Lesetext:

= = =

Und noch etwas verbindet uns : Dass wir stets auf der Suche sind.
(Nach dem richtigen Klavier/ Klavierlehrer, nach dem optimalen Fingersatz,
nach dem geeignetsten Lehrbuch, nach den Werken, die für uns passen).

Tausende schon haben vor + mit uns... versucht, das Klavier zu "erobern".
Begeistert strampeln sich daran viele ab: hoch - mittel - geringer - Begabte.

Und da mag uns ja der (illusionär und aberwitzige) Gedanke in den Sinn kommen:
Ist nicht - nach all unseren Vorerfahrungen (+angekommen im 21. Jahrhundert)
so etwas möglich ... wie eine Quintessenz diverser Methoden + Lernerfahrungen?

Gibt es effektive Zielvorgaben, Wegelinien, Einzelschritte, die zum Erfolg führen?
Meine Frage richtet sich vor allem an die Fortgeschrittenen unter uns. Sie soll ein
Impuls sein, ihre individuellen, erfolgreichen Lernpfade rückblickend zu reflektieren.

= = =

Extrahierte Einträge:
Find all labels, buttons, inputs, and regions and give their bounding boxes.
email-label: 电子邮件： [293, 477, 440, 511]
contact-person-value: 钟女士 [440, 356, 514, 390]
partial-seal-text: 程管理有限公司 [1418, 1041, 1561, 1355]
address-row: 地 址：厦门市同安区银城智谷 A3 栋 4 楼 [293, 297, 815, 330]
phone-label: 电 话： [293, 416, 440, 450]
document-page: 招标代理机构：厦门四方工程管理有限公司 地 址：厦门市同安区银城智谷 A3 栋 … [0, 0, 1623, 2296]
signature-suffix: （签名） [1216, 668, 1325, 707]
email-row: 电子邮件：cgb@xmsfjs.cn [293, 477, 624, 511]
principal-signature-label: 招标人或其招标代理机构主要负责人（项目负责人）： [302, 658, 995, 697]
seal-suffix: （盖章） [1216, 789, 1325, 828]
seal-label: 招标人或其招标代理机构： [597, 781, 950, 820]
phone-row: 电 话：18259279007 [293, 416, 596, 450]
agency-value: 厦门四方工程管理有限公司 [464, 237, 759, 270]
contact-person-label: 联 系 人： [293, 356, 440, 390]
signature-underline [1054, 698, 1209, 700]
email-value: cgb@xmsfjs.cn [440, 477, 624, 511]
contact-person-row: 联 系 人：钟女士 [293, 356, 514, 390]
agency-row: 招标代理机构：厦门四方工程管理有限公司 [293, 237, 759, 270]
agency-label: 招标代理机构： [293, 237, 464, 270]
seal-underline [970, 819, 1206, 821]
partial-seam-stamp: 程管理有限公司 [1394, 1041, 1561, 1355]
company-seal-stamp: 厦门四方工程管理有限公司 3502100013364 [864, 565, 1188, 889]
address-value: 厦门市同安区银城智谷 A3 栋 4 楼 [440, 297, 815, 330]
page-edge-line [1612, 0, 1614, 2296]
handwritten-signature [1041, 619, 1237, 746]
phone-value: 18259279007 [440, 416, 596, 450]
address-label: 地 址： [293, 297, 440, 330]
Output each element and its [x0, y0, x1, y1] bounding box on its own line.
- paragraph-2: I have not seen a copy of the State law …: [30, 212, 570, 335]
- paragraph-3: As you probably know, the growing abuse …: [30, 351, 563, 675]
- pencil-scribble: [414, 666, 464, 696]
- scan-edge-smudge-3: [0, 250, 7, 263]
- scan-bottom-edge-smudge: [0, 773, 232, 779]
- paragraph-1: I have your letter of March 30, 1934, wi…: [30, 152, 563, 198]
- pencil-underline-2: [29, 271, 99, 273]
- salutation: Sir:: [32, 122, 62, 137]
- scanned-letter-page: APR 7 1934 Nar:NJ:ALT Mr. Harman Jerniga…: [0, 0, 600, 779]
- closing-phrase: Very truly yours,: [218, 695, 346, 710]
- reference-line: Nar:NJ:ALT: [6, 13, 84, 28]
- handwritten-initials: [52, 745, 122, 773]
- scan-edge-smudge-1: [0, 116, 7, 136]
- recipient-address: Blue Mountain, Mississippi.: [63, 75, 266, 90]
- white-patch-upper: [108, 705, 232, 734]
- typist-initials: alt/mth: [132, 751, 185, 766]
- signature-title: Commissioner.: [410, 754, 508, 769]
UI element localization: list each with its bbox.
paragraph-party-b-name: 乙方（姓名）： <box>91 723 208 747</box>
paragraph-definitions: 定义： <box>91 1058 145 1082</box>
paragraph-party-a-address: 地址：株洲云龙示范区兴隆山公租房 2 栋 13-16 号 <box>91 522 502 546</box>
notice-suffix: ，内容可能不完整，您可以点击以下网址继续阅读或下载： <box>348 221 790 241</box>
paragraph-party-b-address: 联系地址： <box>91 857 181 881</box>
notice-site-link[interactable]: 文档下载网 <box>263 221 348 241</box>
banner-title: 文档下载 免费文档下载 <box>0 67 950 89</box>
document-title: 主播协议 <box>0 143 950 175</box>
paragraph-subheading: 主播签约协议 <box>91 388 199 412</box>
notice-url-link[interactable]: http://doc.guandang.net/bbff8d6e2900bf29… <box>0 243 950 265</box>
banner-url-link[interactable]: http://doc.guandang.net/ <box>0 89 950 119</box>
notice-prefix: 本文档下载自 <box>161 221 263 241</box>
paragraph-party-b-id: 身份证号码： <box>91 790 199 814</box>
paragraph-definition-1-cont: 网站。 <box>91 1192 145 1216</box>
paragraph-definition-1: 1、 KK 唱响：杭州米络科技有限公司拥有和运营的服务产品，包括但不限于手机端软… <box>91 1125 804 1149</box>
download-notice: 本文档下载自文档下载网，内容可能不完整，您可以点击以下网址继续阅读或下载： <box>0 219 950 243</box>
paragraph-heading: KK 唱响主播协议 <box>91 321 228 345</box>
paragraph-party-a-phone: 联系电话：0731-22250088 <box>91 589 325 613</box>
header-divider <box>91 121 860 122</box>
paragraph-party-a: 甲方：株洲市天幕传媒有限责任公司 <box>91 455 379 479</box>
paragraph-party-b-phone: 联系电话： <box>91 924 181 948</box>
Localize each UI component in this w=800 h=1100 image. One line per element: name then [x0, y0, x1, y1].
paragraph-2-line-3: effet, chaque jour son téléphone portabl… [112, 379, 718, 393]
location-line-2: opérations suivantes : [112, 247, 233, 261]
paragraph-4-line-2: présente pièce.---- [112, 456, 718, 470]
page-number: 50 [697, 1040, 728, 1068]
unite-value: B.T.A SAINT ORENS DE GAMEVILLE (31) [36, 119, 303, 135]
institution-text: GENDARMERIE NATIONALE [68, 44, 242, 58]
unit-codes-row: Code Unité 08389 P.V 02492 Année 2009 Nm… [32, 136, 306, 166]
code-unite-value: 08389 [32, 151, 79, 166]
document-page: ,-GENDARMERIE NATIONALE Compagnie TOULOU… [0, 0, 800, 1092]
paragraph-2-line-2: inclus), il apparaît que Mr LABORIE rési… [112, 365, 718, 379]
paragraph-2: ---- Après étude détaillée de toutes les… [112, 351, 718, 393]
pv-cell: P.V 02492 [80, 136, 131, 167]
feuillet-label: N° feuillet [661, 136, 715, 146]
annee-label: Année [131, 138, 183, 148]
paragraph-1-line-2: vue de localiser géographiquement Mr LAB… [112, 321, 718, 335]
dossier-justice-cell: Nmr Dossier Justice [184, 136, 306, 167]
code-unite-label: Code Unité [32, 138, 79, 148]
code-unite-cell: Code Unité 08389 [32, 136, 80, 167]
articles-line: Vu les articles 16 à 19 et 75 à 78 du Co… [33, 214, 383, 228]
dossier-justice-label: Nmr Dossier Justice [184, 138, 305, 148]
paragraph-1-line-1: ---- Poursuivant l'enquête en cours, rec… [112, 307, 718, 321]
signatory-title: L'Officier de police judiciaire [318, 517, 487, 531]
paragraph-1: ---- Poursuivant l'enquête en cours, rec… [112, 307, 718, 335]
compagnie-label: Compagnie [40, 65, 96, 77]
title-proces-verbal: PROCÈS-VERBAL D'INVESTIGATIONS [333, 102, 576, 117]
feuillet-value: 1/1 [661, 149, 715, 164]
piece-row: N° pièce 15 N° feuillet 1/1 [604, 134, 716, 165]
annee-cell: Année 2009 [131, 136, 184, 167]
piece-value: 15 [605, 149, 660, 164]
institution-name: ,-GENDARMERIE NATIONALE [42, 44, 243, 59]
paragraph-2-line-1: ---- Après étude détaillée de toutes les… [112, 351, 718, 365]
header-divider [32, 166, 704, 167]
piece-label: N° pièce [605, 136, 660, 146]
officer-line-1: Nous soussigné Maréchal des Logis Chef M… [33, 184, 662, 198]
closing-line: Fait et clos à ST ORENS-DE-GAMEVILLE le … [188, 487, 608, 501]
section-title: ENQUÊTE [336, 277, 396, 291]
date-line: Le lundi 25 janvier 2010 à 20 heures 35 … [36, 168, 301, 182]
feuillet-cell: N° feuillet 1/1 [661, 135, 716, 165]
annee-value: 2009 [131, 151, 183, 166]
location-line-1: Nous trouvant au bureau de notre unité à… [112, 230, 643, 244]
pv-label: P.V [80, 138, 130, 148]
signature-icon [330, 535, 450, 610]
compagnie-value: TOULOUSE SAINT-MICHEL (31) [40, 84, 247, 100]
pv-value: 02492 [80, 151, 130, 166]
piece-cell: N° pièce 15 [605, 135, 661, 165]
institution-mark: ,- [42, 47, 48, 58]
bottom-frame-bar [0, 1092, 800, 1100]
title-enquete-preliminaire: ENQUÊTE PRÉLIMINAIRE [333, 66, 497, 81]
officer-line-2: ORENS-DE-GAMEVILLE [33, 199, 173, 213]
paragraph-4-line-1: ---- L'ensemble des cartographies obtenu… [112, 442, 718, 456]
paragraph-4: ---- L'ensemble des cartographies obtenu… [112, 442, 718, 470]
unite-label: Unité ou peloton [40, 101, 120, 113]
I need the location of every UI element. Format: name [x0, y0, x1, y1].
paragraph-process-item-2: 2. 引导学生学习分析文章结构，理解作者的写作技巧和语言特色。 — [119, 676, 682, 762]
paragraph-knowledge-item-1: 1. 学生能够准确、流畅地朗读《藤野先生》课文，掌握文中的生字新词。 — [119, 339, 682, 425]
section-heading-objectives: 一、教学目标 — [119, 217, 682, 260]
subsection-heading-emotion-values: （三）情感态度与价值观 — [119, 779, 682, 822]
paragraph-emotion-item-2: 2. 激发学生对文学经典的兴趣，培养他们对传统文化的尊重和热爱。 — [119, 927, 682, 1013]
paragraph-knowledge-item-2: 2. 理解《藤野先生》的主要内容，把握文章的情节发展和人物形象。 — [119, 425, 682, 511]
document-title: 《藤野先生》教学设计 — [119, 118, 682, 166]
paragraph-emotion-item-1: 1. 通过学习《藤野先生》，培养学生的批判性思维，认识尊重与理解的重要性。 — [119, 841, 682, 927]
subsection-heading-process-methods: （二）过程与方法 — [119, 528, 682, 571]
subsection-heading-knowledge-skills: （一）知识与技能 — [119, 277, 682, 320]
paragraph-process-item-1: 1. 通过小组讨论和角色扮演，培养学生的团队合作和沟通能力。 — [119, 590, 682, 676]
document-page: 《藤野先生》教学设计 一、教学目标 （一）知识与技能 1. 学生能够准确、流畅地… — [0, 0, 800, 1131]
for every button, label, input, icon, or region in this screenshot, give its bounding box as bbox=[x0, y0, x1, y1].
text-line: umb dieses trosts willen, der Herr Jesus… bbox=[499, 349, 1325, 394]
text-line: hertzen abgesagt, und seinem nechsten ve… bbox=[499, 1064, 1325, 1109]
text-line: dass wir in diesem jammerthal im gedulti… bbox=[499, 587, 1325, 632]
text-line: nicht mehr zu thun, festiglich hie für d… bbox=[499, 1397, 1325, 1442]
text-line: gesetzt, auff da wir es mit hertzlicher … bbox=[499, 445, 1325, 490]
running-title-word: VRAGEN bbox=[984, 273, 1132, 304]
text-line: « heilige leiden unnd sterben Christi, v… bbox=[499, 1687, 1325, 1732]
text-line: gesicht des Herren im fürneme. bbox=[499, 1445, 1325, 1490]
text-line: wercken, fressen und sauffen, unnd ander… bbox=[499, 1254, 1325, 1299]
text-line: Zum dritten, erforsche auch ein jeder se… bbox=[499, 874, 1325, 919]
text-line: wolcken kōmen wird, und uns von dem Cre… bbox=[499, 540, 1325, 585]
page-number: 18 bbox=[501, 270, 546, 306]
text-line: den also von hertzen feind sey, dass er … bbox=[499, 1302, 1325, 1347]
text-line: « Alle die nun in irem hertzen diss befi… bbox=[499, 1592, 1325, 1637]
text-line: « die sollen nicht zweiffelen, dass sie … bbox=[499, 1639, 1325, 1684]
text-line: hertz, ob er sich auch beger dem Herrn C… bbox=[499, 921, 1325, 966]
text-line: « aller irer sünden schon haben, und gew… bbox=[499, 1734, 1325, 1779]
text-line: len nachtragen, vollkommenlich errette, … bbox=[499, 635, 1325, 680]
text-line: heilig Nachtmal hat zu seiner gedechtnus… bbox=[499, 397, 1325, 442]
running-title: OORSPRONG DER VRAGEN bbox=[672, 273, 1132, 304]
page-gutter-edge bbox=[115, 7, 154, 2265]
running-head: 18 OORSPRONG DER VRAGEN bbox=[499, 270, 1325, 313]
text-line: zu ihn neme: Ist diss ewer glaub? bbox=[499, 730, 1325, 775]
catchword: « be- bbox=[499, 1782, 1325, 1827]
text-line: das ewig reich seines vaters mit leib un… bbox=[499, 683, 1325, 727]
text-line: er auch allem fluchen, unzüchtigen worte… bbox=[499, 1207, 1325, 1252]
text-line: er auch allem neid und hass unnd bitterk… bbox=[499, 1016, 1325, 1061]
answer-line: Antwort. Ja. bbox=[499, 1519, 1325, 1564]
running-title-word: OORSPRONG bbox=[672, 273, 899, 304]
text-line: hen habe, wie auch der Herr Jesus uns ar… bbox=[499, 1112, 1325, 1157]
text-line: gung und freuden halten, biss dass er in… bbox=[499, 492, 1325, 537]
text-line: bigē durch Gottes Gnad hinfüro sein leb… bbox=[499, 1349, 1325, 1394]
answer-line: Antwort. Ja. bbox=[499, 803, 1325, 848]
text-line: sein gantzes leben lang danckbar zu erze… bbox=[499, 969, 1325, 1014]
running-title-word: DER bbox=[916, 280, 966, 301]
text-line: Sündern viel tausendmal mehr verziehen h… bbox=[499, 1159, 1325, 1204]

= = =

Arbeitsauftrag 1:
Beantworte die folgenden Fragen zum Text über das Klavierlernen.
(a) Wonach sind wir laut dem Text stets auf der Suche?
(b) Welche Begabungsstufen werden bei denen genannt, die sich am Klavier abstrampeln?
(c) An wen richtet sich die Frage am Ende vor allem?
Arbeitsauftrag 2:
Schreibe den Text über das Klavierlernen im Anschluss an seinen letzten Satz weiter.

Lösung 1:
(a) Nach dem richtigen Klavier bzw. Klavierlehrer, nach dem optimalen Fingersatz, nach dem geeignetsten Lehrbuch und nach den Werken, die für uns passen.
(b) Hoch, mittel und geringer Begabte.
(c) An die Fortgeschrittenen.

Lösung 2:
Ich weiss, dass diese Frage, dieser Anspruch, die inneliegende Hoffnung irreal sind.
Aber: Man soll seine Träume und Illusionen ja nie aufgeben - was bliebe uns sonst?

Also: Konkreter formuliert hier mein Wunsch an alle "Weitgekommenen" im Forum:

1. Welche Lernetappen und erfolgreiche Schritte schlagt Ihr uns als "Novizen" vor?
2. Wie wird nach Euren Erfahrungen aus einem Klavierliebhaber ein Klavierspieler?
3. Könnt Ihr (in etwa) - Euren erfolgsträchtigen Pianisten/innen -Weg aufskizzieren?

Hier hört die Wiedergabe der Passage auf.